> [Required work]
Without the pictures, copy all the entries below exactly.

[Data entries for graphics]
■ ■ ■ ■

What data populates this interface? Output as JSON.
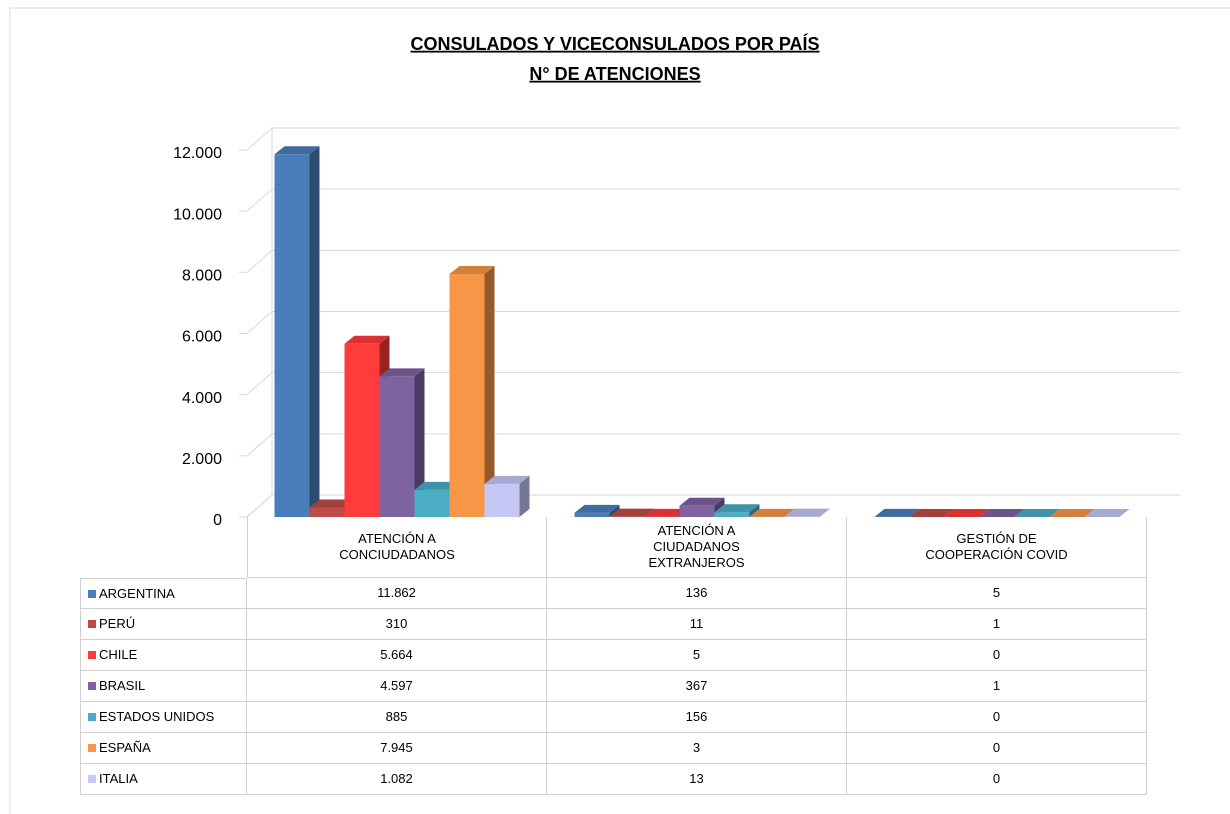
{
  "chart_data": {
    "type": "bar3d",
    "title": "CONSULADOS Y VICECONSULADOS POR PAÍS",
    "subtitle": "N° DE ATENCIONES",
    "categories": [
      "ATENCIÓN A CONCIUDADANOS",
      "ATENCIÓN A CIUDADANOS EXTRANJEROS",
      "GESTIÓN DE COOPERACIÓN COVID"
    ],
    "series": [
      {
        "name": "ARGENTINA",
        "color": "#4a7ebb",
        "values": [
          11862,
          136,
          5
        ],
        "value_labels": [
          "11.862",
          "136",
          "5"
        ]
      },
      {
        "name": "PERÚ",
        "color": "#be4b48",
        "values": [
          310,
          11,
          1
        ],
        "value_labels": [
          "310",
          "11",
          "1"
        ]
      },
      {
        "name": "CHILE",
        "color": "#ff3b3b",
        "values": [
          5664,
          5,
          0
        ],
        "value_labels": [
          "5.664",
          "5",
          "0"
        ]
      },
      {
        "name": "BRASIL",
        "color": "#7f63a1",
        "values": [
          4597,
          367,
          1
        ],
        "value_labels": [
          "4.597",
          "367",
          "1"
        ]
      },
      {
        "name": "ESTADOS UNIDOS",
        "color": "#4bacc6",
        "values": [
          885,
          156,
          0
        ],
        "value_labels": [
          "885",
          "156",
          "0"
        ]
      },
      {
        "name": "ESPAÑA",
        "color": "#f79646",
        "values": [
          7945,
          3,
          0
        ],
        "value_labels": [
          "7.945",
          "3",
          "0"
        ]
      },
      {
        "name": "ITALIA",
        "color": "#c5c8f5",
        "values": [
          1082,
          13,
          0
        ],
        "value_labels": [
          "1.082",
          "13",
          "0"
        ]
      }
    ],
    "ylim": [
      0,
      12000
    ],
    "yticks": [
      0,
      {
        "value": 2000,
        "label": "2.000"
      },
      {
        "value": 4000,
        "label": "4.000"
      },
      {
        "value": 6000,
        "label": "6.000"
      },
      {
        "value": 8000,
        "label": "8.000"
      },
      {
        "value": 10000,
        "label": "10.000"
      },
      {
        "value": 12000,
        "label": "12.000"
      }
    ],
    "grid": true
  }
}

■ ■ ■ ■

> [The output]
What data populates this interface? Output as JSON.
{
  "chart_data": {
    "type": "bar3d",
    "title": "CONSULADOS Y VICECONSULADOS POR PAÍS",
    "subtitle": "N° DE ATENCIONES",
    "categories": [
      "ATENCIÓN A CONCIUDADANOS",
      "ATENCIÓN A CIUDADANOS EXTRANJEROS",
      "GESTIÓN DE COOPERACIÓN COVID"
    ],
    "series": [
      {
        "name": "ARGENTINA",
        "color": "#4a7ebb",
        "values": [
          11862,
          136,
          5
        ],
        "value_labels": [
          "11.862",
          "136",
          "5"
        ]
      },
      {
        "name": "PERÚ",
        "color": "#be4b48",
        "values": [
          310,
          11,
          1
        ],
        "value_labels": [
          "310",
          "11",
          "1"
        ]
      },
      {
        "name": "CHILE",
        "color": "#ff3b3b",
        "values": [
          5664,
          5,
          0
        ],
        "value_labels": [
          "5.664",
          "5",
          "0"
        ]
      },
      {
        "name": "BRASIL",
        "color": "#7f63a1",
        "values": [
          4597,
          367,
          1
        ],
        "value_labels": [
          "4.597",
          "367",
          "1"
        ]
      },
      {
        "name": "ESTADOS UNIDOS",
        "color": "#4bacc6",
        "values": [
          885,
          156,
          0
        ],
        "value_labels": [
          "885",
          "156",
          "0"
        ]
      },
      {
        "name": "ESPAÑA",
        "color": "#f79646",
        "values": [
          7945,
          3,
          0
        ],
        "value_labels": [
          "7.945",
          "3",
          "0"
        ]
      },
      {
        "name": "ITALIA",
        "color": "#c5c8f5",
        "values": [
          1082,
          13,
          0
        ],
        "value_labels": [
          "1.082",
          "13",
          "0"
        ]
      }
    ],
    "ylim": [
      0,
      12000
    ],
    "yticks": [
      0,
      {
        "value": 2000,
        "label": "2.000"
      },
      {
        "value": 4000,
        "label": "4.000"
      },
      {
        "value": 6000,
        "label": "6.000"
      },
      {
        "value": 8000,
        "label": "8.000"
      },
      {
        "value": 10000,
        "label": "10.000"
      },
      {
        "value": 12000,
        "label": "12.000"
      }
    ],
    "grid": true
  }
}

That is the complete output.